• _What is asked_: Each line containing the word "Montant" should be found and copied.

• • • • •

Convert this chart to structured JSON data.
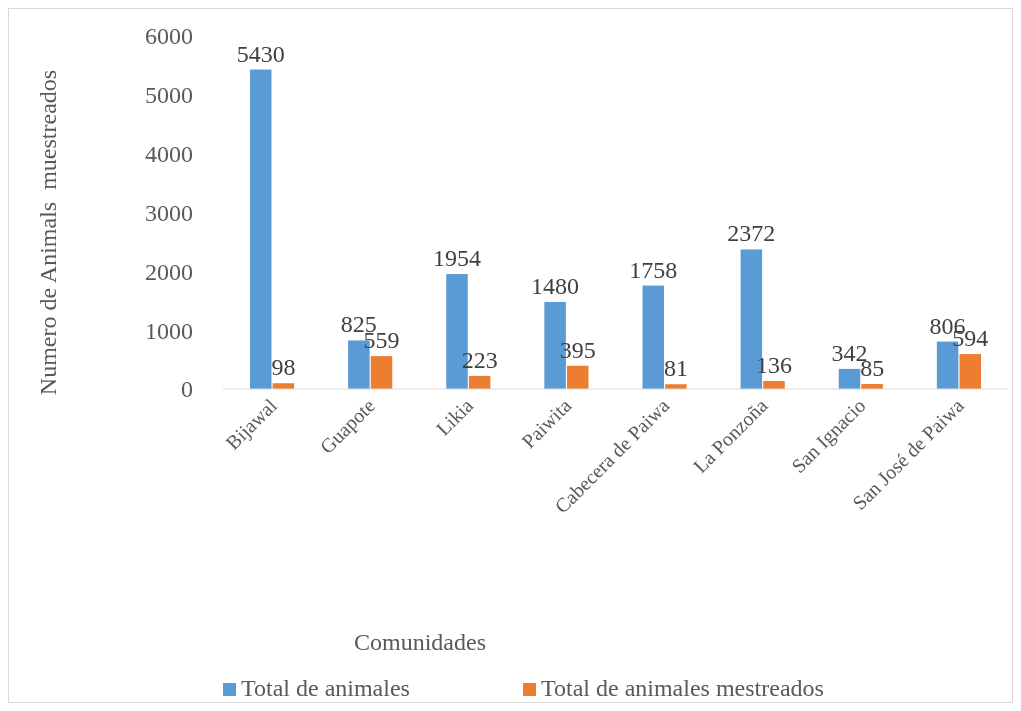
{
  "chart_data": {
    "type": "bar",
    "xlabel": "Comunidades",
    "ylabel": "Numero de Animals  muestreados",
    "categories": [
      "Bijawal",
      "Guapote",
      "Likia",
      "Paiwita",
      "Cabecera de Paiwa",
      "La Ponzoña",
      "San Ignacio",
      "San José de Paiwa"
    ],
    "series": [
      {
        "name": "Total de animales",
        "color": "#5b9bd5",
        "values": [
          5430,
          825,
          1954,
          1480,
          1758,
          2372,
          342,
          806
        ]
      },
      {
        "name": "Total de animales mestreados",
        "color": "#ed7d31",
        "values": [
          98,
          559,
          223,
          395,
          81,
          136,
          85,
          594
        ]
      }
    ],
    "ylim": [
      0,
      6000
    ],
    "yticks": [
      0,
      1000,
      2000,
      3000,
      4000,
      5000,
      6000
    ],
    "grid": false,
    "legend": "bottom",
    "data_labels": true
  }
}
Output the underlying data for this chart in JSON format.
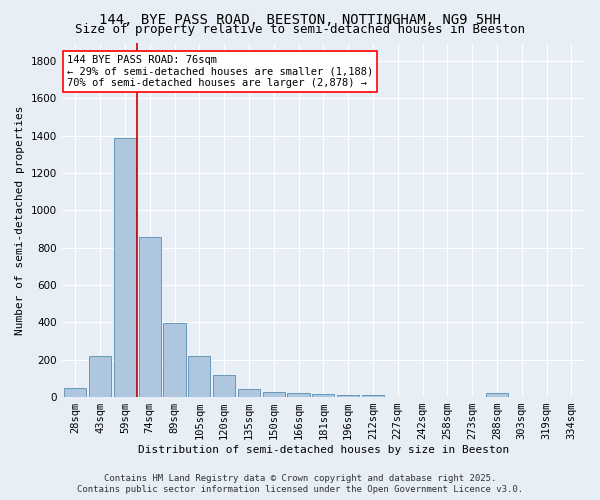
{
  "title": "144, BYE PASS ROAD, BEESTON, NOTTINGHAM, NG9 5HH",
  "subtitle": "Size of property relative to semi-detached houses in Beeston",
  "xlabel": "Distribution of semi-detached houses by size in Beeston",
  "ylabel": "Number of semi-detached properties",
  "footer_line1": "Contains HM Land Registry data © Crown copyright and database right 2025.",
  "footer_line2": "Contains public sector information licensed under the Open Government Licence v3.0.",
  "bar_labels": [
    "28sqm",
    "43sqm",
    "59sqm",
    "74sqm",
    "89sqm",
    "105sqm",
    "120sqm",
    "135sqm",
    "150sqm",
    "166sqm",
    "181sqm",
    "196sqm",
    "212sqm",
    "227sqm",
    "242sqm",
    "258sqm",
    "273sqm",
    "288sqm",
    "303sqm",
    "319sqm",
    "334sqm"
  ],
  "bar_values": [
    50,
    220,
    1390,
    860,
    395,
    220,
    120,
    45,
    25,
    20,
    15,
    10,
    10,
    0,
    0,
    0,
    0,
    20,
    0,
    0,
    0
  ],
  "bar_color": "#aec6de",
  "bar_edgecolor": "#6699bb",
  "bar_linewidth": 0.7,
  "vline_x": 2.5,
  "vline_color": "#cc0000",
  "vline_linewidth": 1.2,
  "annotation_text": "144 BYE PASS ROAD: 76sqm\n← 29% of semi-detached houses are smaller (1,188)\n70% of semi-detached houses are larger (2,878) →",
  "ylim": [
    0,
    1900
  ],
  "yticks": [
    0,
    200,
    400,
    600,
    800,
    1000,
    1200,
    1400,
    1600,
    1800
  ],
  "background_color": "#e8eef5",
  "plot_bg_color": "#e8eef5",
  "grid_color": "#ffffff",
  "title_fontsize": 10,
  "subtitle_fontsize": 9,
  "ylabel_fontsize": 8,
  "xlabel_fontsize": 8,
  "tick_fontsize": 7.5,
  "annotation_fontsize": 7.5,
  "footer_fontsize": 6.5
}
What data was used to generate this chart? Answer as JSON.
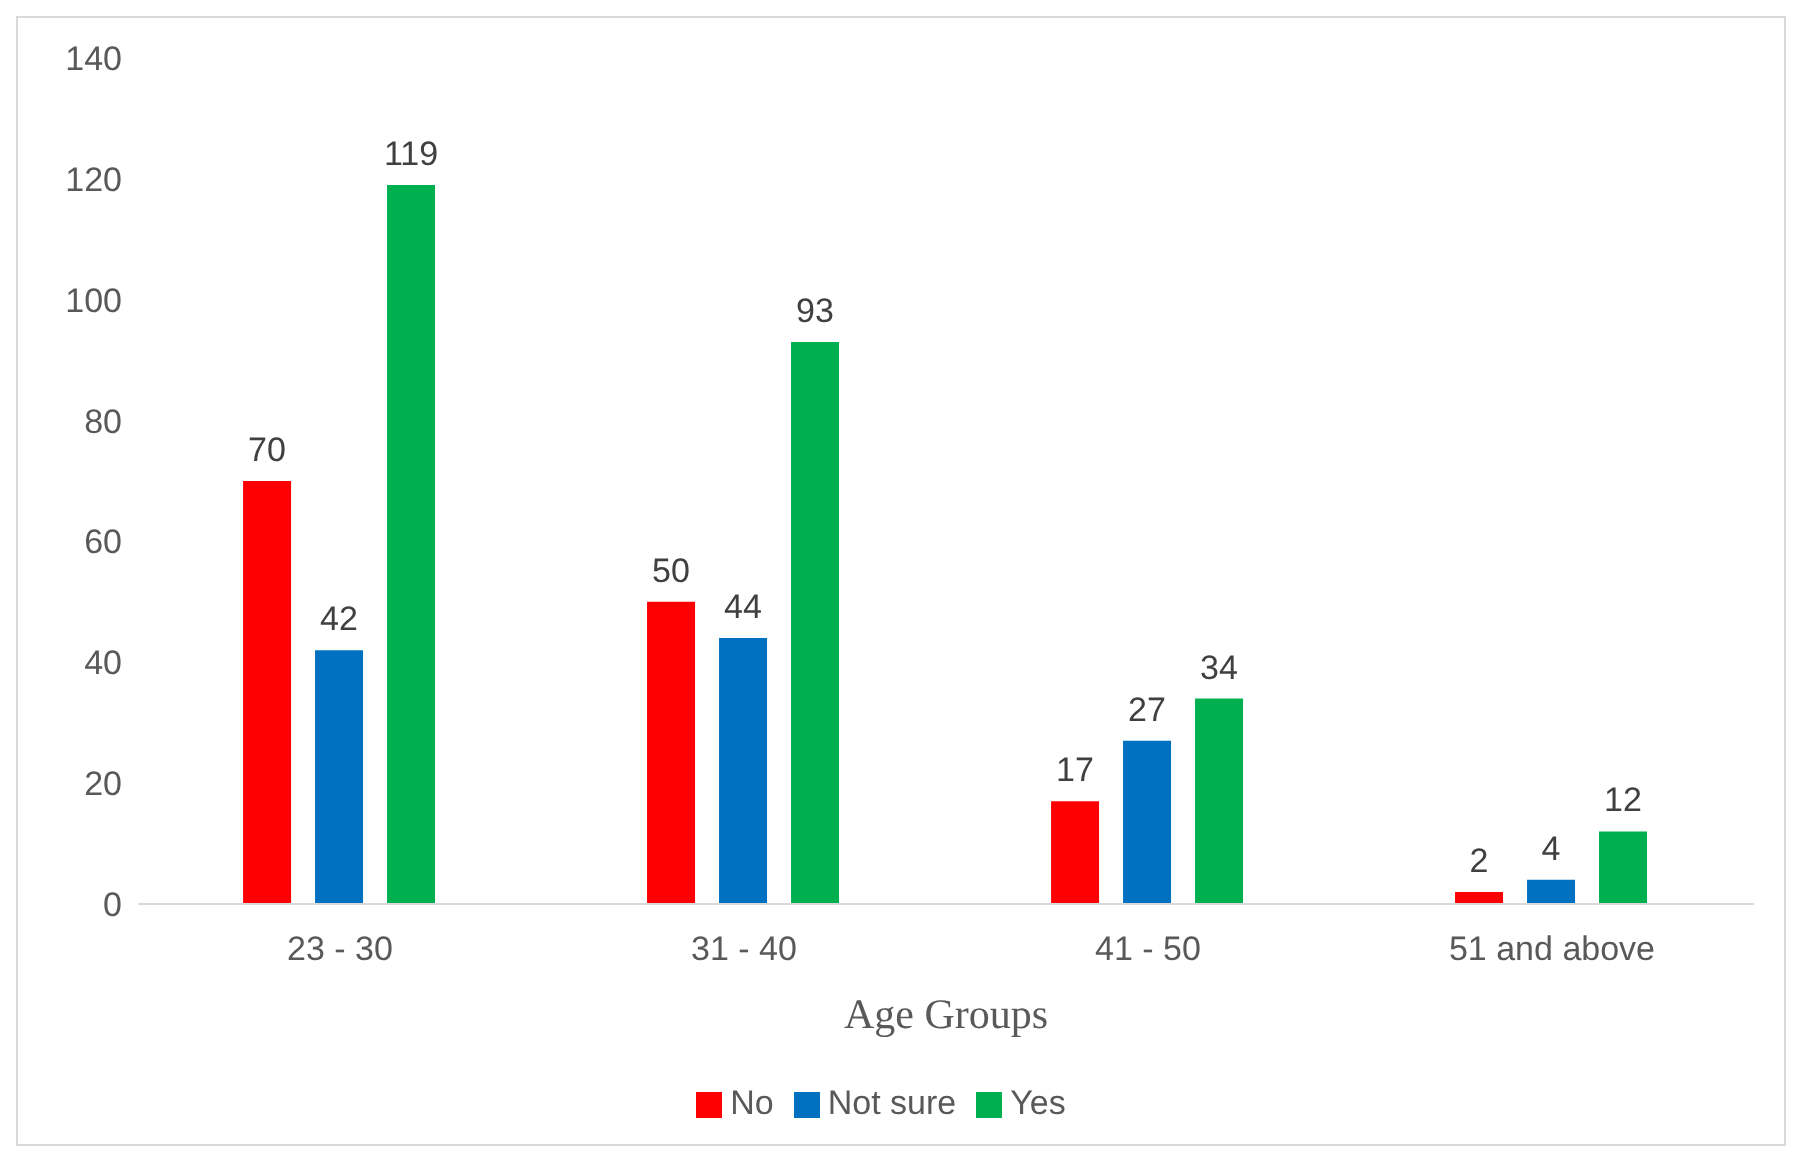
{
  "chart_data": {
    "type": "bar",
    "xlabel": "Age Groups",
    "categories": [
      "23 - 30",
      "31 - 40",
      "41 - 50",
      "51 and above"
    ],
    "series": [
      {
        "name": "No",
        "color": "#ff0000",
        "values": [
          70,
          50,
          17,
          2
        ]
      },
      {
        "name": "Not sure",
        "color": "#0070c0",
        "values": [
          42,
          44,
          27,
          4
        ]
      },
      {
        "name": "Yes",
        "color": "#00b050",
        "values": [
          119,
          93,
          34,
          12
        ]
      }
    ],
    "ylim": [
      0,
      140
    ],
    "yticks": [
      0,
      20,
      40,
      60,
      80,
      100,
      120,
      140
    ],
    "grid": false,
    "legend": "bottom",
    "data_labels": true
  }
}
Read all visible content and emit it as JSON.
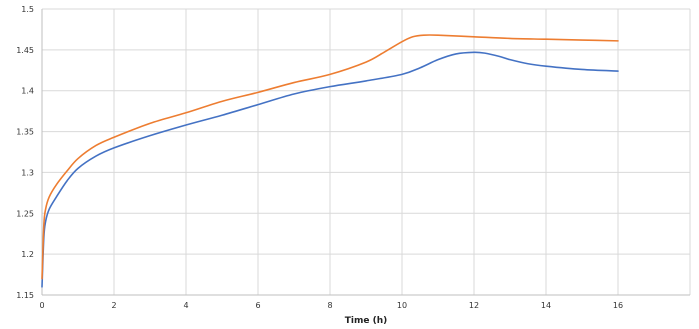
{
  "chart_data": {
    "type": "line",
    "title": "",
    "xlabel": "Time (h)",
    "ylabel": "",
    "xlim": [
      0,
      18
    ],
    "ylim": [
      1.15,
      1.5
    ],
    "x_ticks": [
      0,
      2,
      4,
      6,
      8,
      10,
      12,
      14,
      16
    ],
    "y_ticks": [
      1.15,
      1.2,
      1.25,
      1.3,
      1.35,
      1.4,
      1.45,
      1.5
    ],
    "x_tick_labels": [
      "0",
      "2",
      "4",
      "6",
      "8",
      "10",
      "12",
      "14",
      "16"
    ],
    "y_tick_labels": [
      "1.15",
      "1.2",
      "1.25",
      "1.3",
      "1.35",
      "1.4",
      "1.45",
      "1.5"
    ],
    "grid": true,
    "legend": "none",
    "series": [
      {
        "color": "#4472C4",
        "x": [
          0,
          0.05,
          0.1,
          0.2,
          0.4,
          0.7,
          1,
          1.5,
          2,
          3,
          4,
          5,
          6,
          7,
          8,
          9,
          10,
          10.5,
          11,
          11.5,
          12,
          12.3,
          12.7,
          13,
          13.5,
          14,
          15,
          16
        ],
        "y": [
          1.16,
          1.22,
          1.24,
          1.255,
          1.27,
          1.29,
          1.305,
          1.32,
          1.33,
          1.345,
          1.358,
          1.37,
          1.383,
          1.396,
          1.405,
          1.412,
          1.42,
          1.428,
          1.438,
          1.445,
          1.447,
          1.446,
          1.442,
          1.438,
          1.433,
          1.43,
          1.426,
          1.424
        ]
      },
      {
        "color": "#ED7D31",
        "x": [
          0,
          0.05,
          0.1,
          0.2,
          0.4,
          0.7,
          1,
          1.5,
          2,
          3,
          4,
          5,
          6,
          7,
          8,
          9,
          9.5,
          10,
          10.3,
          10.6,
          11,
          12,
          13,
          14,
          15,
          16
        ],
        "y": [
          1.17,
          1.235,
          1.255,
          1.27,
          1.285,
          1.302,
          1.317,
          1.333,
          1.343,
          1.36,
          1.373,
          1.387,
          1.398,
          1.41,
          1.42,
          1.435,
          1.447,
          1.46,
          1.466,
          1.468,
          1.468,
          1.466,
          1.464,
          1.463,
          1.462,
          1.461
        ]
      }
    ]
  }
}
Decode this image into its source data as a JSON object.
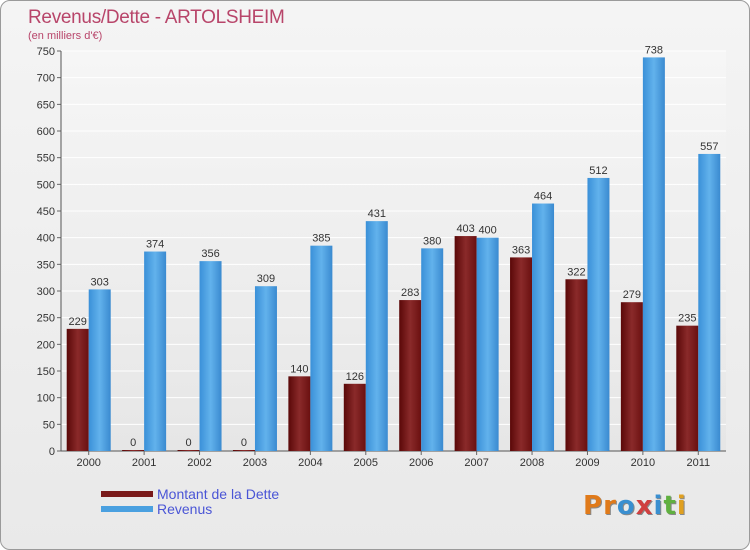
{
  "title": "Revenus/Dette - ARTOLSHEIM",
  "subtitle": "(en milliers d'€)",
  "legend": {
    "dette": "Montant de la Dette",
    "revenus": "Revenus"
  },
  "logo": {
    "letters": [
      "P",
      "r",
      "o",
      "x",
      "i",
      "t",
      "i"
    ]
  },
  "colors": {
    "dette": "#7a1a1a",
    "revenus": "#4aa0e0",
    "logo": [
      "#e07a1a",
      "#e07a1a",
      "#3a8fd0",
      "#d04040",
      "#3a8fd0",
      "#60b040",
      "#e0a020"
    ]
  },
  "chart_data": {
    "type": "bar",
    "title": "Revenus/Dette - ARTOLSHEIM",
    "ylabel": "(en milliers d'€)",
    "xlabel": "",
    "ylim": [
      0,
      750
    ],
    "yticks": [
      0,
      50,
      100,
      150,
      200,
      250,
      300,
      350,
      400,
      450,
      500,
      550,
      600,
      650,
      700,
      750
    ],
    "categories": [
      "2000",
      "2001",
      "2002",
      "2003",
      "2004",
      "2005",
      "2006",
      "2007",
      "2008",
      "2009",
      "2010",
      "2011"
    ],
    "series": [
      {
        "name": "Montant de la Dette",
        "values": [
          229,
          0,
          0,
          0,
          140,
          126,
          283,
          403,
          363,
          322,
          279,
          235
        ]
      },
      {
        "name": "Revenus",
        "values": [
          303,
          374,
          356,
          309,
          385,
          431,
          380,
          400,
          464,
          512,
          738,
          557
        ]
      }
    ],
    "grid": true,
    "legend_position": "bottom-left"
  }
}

• • • • •

• _The response_:
    "dette": "Montant de la Dette",
        "name": "Montant de la Dette",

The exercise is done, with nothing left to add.